=== PROBLEM TO SOLVE ===
Every line containing the word "name" needs to be found and copied.

Records from a collection of figures

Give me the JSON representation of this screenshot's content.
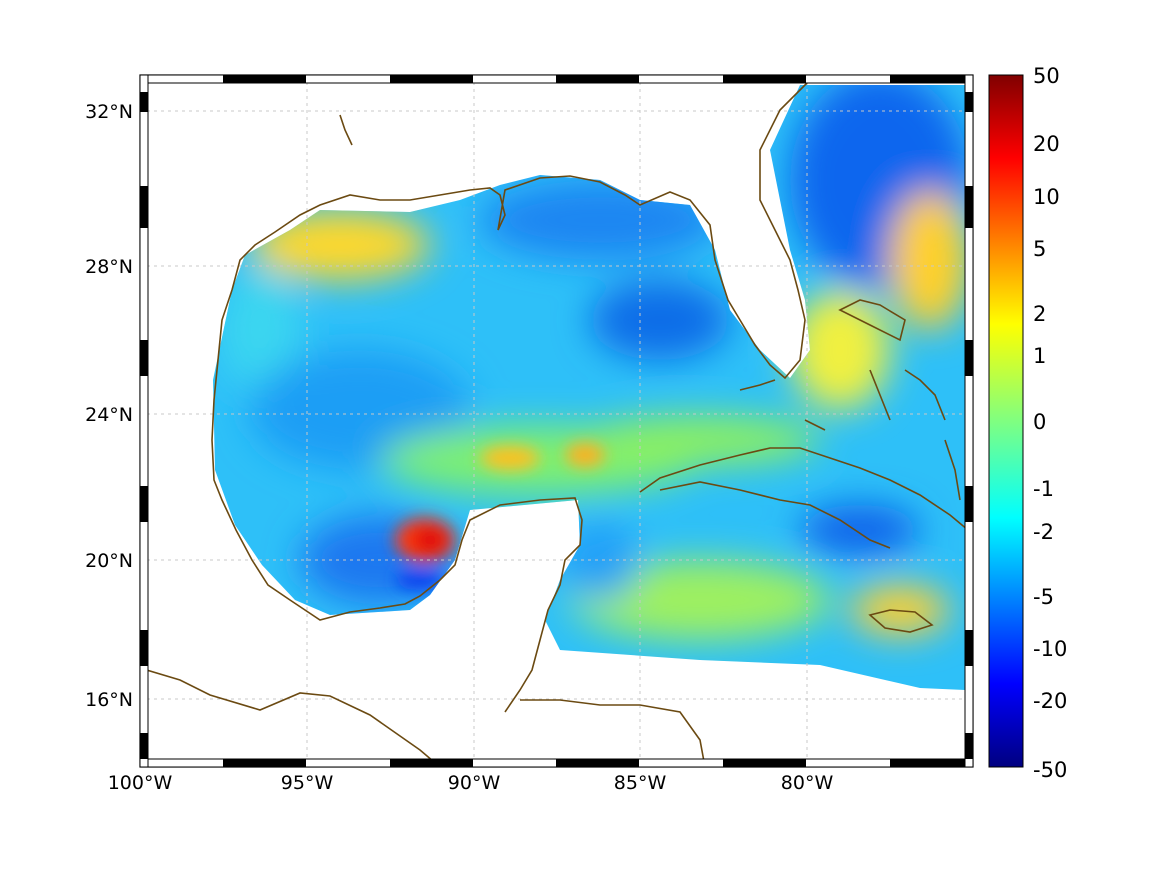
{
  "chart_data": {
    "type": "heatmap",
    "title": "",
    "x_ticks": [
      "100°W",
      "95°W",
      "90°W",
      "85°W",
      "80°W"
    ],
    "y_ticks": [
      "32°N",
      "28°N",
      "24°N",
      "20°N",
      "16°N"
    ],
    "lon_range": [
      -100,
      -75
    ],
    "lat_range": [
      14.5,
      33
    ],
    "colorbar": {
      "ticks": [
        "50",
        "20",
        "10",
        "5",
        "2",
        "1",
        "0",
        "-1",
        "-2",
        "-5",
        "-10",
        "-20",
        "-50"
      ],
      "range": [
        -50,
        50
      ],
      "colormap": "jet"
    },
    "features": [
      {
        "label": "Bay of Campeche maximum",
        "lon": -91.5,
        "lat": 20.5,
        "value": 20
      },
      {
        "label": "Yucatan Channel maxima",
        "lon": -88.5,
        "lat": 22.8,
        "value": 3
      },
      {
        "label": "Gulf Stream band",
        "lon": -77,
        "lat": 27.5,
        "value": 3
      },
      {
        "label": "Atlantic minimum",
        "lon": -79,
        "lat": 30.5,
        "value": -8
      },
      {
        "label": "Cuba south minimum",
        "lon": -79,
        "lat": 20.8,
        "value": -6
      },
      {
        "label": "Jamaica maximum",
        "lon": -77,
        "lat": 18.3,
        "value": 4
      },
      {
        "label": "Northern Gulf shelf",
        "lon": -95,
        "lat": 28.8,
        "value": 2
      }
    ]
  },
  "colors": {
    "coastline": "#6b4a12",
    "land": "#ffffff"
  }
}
* * *
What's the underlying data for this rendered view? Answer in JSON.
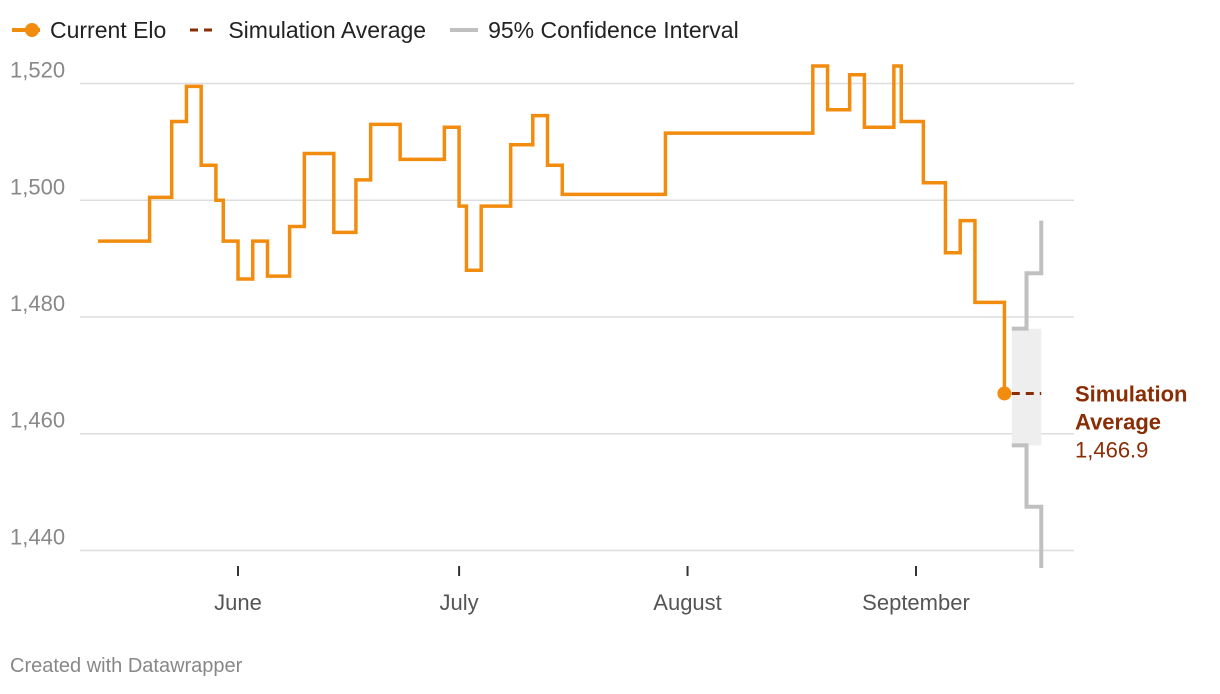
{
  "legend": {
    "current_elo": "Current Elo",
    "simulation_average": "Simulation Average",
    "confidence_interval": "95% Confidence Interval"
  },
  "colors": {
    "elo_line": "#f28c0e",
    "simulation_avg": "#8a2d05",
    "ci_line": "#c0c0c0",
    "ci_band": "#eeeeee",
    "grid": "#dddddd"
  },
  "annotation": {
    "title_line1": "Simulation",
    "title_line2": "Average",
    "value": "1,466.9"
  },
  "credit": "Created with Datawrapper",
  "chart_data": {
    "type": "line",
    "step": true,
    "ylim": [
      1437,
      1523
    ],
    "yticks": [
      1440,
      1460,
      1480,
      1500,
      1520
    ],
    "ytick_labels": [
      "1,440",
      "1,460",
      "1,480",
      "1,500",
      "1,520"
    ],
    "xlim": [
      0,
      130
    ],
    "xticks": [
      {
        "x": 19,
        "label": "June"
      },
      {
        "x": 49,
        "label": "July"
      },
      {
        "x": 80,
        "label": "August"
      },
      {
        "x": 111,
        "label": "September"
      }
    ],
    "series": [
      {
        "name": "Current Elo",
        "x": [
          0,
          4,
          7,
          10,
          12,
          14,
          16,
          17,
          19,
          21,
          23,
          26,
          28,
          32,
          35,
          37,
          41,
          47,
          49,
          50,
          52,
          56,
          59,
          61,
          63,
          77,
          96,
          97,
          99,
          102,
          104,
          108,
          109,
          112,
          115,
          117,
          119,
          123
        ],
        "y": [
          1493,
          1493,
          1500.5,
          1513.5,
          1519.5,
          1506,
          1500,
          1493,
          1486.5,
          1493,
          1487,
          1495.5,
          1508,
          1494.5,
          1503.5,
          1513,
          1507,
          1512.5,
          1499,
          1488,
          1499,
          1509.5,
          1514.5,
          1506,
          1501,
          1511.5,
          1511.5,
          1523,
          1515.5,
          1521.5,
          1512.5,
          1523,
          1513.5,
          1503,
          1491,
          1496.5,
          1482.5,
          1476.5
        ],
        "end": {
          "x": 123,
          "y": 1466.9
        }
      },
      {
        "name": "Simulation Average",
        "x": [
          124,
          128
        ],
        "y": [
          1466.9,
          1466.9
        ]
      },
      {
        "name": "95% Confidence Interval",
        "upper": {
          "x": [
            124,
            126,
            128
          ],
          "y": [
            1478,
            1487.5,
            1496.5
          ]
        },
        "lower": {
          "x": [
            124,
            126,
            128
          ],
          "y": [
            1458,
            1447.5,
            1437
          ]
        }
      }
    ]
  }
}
* * *
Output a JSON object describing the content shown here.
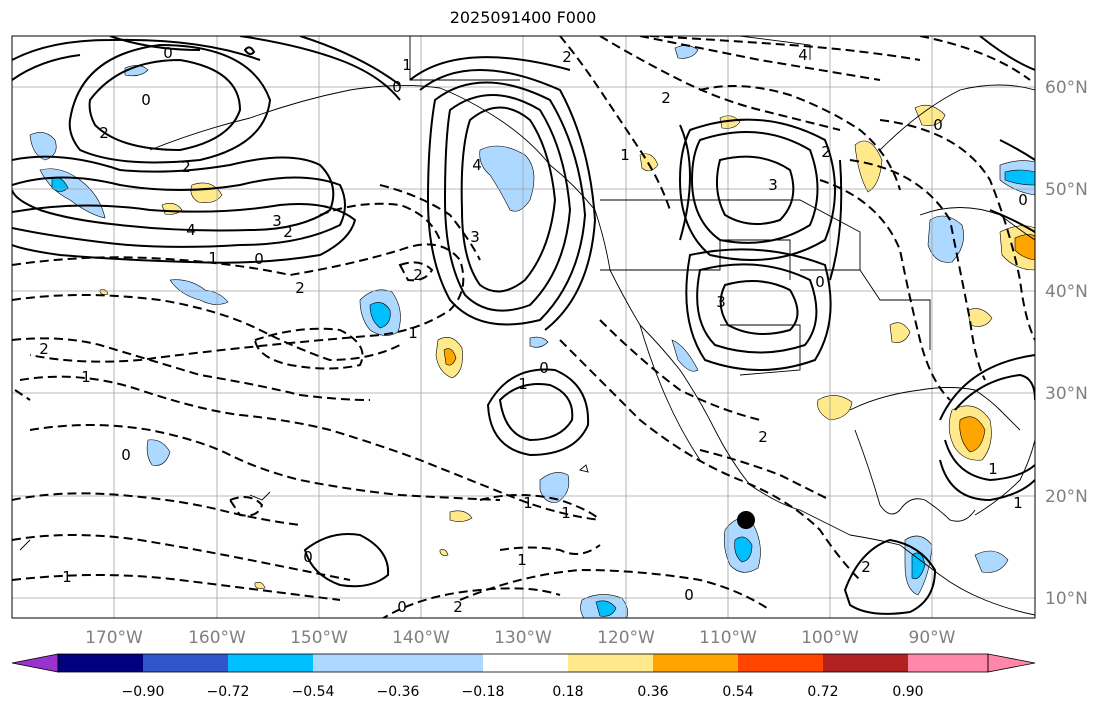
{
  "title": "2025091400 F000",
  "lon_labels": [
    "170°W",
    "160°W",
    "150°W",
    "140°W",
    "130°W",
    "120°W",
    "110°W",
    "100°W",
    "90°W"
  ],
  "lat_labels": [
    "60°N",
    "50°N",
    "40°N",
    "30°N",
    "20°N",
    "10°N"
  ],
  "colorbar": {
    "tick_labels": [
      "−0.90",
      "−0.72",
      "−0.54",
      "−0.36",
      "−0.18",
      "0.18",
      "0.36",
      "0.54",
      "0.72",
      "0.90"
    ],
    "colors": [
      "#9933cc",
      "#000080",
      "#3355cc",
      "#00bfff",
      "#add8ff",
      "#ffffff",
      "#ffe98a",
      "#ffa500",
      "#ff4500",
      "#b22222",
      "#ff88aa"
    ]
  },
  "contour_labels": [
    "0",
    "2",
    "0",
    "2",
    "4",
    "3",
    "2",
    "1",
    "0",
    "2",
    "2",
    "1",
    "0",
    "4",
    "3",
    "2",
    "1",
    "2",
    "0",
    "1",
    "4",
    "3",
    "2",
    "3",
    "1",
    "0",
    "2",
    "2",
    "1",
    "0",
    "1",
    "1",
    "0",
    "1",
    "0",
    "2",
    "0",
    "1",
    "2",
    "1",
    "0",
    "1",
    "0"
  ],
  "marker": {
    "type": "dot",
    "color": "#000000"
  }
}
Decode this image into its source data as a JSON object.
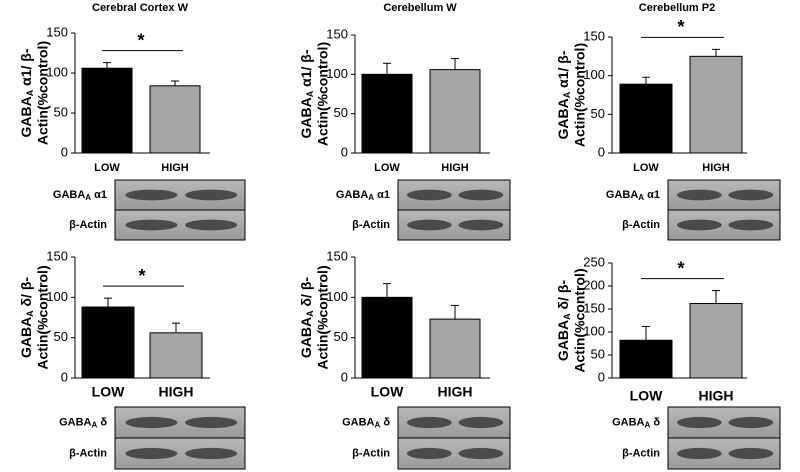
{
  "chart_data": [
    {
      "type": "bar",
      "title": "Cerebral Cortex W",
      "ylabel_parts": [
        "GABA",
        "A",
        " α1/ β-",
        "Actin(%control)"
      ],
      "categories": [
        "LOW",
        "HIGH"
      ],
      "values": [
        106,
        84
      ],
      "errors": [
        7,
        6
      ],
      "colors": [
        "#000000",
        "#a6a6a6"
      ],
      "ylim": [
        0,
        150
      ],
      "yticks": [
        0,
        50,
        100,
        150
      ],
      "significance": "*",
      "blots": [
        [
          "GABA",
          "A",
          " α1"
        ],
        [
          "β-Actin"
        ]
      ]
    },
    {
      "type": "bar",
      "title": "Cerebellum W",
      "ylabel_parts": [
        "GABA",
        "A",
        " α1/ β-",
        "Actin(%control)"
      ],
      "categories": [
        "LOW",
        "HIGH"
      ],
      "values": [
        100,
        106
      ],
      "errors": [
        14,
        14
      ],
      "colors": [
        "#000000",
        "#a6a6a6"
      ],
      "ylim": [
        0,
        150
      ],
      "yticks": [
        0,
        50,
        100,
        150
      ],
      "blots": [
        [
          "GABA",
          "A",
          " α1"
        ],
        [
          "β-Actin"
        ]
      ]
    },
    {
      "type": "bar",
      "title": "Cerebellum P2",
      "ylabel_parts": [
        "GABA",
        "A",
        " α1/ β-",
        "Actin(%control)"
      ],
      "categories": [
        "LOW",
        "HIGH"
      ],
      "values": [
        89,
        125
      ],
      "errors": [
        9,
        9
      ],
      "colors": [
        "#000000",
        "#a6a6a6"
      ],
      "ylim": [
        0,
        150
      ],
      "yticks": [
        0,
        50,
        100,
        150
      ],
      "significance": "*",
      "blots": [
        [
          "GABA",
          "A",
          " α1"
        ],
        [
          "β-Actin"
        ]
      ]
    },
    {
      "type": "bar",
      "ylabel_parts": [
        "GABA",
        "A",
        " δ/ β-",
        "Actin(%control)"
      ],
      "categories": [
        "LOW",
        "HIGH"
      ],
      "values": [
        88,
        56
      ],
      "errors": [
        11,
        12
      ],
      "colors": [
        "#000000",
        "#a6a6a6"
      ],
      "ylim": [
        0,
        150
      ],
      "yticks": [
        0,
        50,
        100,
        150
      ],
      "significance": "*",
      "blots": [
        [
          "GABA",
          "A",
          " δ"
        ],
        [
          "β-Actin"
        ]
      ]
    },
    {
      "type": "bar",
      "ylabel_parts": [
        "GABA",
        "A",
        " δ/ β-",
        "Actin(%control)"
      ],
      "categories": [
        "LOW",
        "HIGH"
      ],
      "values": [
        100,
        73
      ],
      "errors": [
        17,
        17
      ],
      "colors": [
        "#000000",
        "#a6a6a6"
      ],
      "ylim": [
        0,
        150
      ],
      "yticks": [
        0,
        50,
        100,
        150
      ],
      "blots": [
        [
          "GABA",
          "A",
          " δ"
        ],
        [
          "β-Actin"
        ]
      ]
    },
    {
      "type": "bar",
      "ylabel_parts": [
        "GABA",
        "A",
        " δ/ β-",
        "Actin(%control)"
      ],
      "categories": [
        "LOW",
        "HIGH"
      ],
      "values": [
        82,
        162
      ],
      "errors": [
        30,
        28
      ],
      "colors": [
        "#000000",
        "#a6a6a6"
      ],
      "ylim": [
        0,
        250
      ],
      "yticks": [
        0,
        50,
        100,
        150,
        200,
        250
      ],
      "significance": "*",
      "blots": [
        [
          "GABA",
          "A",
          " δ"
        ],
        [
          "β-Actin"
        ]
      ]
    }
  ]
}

=== ANSWER FOR THE TASK ===
        "name": "Current Elo",
        "name": "Simulation Average",
        "name": "95% Confidence Interval",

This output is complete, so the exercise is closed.